::: Supplied data :::

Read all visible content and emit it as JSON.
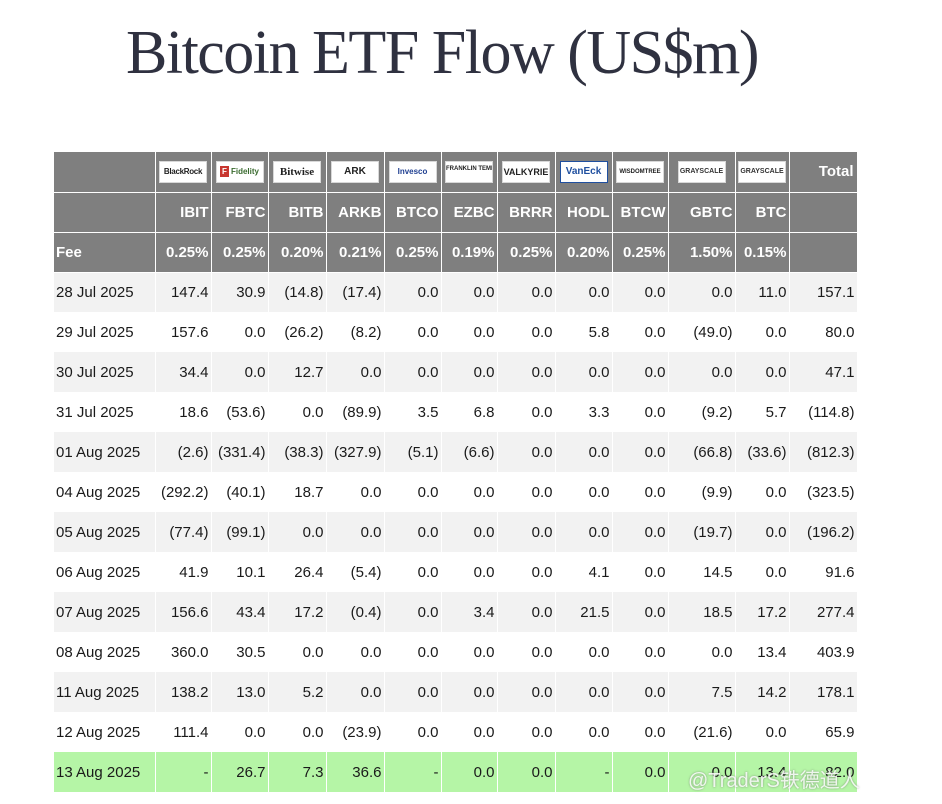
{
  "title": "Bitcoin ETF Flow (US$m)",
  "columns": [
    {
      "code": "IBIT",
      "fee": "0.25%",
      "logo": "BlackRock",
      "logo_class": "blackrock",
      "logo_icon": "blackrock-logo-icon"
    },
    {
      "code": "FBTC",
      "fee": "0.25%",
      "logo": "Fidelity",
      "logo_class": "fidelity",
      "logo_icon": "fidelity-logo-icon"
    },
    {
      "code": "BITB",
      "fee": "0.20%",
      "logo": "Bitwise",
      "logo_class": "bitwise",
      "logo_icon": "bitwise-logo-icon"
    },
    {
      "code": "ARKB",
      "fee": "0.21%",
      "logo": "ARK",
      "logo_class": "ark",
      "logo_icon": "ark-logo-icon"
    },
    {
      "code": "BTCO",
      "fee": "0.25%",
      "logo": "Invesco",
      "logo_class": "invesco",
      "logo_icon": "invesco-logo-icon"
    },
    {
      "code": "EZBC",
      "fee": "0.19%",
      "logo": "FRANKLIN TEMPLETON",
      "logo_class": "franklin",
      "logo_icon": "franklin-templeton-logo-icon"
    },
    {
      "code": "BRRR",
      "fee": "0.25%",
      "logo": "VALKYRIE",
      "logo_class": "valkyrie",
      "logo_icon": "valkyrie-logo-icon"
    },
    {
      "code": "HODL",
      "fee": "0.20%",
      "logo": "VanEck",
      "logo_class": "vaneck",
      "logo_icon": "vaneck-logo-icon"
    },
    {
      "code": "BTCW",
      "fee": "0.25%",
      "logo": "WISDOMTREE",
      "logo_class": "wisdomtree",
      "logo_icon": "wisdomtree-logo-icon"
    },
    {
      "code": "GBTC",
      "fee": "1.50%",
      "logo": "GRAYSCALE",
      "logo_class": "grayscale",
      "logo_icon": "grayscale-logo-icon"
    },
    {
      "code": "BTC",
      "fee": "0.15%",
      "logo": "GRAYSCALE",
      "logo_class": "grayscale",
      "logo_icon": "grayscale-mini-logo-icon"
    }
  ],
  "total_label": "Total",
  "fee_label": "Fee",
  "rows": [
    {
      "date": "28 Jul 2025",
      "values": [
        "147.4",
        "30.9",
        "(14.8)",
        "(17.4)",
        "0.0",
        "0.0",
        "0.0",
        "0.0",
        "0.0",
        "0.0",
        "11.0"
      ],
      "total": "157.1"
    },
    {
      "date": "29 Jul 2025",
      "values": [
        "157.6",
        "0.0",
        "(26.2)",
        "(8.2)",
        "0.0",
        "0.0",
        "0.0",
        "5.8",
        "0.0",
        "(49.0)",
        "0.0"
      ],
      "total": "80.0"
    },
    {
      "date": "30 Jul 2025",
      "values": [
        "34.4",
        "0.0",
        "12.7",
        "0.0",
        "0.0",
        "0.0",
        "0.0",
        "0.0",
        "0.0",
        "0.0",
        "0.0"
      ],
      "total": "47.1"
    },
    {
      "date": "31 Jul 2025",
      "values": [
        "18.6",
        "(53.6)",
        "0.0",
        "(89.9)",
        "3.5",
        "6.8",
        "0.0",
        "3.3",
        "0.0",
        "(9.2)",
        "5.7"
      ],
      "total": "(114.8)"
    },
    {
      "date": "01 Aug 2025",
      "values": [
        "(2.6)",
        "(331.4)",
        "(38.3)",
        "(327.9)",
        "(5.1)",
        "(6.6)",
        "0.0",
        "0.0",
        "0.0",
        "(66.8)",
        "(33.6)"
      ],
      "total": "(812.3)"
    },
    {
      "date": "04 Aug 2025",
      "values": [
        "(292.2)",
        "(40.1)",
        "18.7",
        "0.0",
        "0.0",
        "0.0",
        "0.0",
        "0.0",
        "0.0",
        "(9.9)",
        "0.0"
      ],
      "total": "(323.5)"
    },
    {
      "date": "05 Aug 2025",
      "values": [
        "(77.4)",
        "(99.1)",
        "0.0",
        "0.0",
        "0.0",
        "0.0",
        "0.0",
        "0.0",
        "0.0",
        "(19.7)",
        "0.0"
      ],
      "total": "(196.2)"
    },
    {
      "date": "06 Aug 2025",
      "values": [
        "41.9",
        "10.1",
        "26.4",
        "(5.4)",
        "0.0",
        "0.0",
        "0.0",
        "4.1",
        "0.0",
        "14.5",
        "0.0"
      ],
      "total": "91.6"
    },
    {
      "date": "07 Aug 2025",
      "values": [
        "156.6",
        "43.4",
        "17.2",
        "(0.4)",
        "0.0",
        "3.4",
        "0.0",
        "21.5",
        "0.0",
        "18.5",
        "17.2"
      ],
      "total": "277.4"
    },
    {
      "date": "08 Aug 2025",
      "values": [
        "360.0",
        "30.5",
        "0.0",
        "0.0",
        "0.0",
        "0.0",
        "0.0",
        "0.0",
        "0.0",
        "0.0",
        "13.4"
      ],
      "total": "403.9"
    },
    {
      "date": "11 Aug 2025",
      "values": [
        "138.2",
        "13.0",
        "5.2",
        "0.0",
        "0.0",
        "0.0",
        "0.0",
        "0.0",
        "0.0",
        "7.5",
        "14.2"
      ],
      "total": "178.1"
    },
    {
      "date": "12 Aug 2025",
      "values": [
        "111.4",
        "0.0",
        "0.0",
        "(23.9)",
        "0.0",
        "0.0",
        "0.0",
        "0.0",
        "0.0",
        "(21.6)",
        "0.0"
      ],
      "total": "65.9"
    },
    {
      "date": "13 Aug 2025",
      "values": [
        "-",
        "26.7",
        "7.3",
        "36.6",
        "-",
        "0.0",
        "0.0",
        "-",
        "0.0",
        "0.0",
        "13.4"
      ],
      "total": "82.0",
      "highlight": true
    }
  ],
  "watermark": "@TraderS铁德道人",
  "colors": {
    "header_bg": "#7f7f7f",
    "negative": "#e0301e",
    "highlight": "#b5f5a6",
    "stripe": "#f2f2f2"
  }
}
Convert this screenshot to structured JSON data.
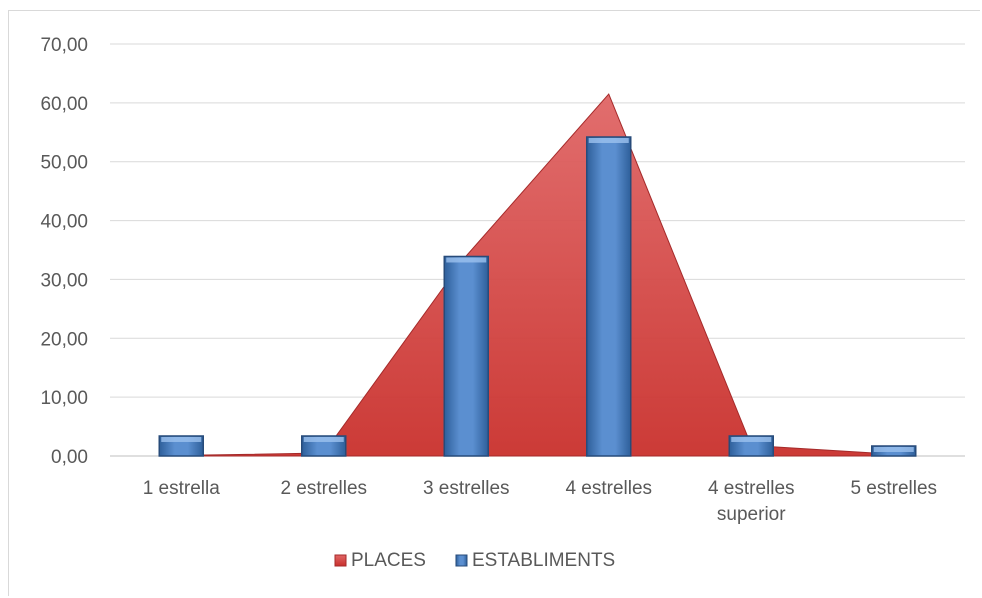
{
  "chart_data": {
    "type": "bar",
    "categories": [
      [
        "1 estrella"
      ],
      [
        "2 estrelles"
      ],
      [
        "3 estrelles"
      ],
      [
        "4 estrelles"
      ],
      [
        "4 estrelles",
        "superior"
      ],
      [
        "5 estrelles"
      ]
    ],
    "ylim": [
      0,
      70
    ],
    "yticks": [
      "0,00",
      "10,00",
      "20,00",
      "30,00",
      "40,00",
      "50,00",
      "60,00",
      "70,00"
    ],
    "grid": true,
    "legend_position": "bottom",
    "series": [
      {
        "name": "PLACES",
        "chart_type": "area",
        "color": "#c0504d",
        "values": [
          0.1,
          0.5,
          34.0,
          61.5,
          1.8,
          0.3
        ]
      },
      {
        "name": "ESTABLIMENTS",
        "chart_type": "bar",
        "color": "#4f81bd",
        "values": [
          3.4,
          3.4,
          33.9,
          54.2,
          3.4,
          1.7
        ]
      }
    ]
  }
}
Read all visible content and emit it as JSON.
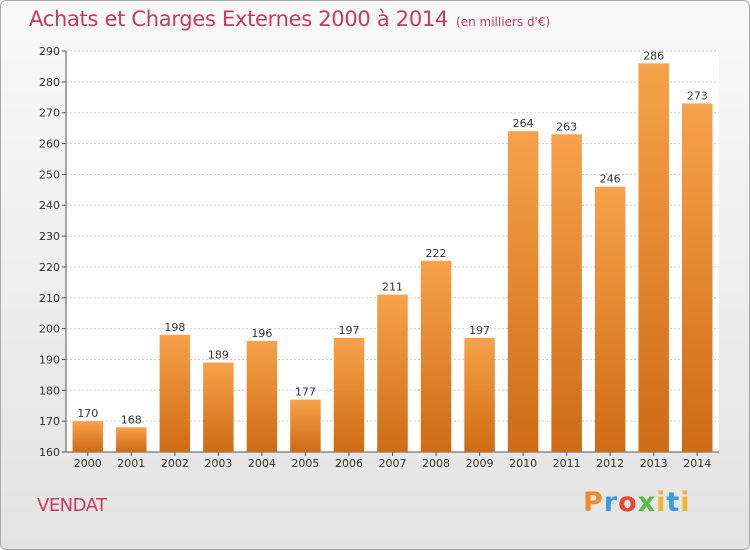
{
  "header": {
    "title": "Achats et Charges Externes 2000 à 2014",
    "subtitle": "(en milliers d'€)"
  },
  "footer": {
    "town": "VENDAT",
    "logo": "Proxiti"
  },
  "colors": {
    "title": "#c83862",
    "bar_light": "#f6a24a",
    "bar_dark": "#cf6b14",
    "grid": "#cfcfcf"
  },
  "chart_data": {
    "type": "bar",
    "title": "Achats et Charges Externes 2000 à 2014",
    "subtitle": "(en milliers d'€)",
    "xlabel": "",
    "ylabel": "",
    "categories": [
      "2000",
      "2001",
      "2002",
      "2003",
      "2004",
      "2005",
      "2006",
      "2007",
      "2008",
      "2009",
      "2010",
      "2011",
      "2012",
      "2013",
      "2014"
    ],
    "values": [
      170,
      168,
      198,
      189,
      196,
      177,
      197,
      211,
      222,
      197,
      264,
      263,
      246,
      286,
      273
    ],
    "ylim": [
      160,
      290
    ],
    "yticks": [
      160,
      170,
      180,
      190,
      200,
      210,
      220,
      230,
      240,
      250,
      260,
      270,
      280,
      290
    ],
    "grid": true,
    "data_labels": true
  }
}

:::

■ To be done
Return each line of the listing that holds the string "icon".

■ Solution to the problem
      "logo_icon": "blackrock-logo-icon"
      "logo_icon": "fidelity-logo-icon"
      "logo_icon": "bitwise-logo-icon"
      "logo_icon": "ark-logo-icon"
      "logo_icon": "invesco-logo-icon"
      "logo_icon": "franklin-templeton-logo-icon"
      "logo_icon": "valkyrie-logo-icon"
      "logo_icon": "vaneck-logo-icon"
      "logo_icon": "wisdomtree-logo-icon"
      "logo_icon": "grayscale-logo-icon"
      "logo_icon": "grayscale-mini-logo-icon"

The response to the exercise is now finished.